[Goal]: Pick out the lines below that include the string "Variation".

[Extracted entries]:
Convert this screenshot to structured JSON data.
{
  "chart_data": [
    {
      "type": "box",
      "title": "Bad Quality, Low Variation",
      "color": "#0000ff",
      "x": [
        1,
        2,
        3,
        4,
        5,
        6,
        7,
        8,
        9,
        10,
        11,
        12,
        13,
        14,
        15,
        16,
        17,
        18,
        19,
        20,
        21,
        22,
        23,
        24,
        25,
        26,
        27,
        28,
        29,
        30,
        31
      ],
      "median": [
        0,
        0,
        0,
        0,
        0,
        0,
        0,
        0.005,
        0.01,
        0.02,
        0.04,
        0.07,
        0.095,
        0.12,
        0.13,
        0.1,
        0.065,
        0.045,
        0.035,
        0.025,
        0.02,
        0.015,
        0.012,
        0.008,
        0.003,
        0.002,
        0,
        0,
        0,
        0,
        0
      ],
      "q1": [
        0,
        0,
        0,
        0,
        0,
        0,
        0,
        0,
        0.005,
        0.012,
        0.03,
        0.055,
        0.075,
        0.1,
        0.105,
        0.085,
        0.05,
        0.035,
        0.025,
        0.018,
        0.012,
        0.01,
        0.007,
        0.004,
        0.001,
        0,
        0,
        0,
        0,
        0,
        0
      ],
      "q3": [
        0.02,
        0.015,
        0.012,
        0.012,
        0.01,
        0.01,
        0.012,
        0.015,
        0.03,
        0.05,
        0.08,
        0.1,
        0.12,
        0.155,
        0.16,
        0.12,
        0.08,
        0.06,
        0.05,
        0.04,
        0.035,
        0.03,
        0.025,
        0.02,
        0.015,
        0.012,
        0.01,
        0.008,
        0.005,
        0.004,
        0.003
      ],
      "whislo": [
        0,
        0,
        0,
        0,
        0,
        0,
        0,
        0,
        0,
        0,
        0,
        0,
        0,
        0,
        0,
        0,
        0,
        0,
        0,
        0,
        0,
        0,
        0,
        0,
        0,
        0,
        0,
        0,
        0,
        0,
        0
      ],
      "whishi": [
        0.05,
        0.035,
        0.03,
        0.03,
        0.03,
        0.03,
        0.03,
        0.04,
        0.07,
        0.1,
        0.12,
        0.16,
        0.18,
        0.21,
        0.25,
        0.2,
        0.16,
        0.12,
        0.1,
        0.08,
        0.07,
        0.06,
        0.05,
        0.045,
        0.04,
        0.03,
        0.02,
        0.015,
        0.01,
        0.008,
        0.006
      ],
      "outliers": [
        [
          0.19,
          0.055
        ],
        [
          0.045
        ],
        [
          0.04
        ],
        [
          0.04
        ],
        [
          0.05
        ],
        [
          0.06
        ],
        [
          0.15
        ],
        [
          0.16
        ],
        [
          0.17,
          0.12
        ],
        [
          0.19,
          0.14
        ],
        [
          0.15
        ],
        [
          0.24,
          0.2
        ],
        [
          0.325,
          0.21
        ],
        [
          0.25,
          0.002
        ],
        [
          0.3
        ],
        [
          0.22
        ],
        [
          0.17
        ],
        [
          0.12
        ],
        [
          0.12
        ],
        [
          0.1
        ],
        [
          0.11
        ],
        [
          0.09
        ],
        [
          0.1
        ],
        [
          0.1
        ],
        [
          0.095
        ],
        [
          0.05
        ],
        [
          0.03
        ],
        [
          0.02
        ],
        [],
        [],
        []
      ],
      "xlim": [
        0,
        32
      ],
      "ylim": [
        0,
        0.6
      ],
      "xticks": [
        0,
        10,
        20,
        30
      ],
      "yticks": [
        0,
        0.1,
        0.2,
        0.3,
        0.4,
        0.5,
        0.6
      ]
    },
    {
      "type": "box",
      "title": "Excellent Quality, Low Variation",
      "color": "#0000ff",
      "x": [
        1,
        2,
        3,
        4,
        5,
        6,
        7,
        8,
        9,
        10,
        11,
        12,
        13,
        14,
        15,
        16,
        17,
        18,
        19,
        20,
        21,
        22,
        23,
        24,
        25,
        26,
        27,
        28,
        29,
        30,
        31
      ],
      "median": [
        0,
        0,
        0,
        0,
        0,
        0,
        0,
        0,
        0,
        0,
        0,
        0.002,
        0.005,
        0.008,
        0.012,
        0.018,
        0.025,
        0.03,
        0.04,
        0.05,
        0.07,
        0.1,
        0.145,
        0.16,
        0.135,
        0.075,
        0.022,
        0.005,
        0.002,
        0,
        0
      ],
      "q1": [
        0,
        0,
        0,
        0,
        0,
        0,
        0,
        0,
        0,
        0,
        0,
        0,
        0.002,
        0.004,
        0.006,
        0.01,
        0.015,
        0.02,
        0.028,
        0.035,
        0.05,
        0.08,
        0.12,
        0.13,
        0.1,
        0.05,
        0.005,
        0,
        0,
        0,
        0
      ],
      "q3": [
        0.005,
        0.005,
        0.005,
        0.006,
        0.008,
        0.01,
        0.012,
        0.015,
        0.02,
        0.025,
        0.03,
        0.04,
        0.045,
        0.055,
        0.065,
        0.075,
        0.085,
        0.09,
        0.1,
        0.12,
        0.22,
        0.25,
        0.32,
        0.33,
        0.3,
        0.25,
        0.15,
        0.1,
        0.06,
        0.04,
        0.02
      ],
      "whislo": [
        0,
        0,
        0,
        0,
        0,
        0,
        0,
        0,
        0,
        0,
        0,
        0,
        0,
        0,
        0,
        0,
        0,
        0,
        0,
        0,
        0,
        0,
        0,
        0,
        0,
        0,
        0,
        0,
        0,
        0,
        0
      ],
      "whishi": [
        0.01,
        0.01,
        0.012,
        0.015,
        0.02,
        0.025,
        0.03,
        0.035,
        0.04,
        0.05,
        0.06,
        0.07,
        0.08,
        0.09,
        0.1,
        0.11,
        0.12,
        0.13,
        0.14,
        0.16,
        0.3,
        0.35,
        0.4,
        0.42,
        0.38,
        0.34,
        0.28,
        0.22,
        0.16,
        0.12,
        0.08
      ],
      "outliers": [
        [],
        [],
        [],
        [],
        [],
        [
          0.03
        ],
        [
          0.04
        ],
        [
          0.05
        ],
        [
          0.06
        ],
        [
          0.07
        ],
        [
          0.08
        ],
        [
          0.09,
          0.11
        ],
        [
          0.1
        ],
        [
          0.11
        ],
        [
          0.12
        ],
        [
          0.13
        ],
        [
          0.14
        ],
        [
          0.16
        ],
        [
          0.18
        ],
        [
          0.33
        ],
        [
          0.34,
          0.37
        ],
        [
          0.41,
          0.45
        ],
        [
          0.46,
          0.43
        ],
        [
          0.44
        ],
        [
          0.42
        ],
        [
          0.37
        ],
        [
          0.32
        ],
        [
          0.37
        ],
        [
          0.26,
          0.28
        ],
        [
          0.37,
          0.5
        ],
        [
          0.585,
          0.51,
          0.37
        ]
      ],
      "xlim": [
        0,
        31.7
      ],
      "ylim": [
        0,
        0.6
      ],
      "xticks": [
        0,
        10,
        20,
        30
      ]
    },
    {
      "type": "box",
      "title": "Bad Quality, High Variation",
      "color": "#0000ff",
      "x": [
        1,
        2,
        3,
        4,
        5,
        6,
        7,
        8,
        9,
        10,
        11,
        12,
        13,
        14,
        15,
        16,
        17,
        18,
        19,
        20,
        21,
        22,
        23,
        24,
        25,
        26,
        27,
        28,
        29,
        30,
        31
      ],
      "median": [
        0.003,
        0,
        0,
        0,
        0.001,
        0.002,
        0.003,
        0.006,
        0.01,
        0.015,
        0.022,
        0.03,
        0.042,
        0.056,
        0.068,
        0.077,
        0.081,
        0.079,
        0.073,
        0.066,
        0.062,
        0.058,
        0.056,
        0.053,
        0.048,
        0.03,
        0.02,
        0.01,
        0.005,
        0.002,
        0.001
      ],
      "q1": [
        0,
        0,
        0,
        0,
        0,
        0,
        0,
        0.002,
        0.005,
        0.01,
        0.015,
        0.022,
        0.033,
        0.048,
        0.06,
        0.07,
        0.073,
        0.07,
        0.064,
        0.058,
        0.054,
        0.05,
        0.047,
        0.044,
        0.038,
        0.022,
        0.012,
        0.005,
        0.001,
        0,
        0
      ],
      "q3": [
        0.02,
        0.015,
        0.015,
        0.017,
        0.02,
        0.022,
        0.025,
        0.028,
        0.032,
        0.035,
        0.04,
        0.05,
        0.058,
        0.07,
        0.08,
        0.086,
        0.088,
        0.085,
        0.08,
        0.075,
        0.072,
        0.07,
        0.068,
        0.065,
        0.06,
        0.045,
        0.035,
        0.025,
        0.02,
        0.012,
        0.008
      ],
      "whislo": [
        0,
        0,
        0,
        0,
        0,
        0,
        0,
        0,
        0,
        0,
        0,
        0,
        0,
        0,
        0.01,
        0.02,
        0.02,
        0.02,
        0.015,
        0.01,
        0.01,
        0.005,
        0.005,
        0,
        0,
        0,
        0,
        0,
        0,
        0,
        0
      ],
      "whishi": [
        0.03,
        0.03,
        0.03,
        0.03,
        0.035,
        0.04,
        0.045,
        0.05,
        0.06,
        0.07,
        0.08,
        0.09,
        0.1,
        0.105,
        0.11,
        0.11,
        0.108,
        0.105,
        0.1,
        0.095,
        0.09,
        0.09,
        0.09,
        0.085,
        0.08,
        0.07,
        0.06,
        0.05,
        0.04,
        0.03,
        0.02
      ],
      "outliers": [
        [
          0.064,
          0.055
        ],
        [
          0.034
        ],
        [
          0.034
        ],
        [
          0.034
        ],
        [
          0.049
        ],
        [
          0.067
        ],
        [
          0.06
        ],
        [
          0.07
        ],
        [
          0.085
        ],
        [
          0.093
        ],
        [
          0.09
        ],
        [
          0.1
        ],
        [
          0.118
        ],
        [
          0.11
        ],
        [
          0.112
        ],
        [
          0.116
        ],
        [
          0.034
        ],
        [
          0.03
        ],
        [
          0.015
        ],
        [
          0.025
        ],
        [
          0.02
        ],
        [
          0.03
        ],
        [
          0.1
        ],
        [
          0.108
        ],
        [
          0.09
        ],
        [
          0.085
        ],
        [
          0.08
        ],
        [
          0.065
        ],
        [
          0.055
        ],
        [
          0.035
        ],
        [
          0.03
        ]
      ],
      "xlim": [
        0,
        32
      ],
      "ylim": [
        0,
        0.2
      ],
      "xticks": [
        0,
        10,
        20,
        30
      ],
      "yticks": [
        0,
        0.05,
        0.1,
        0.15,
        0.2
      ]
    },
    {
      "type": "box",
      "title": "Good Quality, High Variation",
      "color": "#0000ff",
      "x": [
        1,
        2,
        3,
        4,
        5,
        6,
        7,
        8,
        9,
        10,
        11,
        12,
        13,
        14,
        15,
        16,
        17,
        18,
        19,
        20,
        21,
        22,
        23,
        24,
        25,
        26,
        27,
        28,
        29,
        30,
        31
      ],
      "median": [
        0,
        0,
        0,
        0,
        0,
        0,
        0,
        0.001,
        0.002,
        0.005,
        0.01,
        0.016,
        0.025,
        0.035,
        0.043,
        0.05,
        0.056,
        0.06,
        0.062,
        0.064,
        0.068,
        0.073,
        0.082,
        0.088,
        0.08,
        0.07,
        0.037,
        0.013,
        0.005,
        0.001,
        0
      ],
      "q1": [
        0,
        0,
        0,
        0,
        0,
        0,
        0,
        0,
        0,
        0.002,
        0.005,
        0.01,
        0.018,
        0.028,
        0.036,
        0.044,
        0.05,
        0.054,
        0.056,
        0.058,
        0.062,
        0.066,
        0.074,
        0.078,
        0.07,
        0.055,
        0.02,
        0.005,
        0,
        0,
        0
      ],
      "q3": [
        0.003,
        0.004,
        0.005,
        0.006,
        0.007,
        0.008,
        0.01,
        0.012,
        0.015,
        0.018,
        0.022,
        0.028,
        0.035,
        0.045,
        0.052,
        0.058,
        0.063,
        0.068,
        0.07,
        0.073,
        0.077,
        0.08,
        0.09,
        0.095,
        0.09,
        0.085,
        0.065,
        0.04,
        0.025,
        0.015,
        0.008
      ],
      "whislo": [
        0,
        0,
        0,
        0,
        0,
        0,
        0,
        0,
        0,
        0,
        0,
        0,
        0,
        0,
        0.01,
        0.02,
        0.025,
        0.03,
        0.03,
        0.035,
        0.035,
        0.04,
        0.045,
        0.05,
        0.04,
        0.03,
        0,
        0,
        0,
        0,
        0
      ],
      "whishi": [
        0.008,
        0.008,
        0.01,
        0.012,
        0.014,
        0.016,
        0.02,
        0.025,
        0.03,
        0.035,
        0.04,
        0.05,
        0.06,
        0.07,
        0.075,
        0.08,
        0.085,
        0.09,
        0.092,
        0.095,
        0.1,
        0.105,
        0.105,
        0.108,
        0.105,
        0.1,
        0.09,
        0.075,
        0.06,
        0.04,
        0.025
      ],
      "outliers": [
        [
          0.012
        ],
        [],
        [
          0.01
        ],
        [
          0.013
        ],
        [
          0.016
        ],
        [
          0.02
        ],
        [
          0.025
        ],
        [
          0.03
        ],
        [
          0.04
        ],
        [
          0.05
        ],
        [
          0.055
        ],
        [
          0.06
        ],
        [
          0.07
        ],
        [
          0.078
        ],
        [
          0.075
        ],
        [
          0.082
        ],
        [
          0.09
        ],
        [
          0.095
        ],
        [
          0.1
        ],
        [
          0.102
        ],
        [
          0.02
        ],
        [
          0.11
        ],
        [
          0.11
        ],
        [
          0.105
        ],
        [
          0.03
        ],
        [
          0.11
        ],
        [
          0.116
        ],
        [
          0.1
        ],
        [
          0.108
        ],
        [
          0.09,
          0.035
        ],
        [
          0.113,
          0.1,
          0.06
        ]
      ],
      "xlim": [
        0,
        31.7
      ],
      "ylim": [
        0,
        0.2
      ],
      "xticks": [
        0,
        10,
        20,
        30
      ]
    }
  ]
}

[Written response]:
      "title": "Bad Quality, Low Variation",
      "title": "Excellent Quality, Low Variation",
      "title": "Bad Quality, High Variation",
      "title": "Good Quality, High Variation",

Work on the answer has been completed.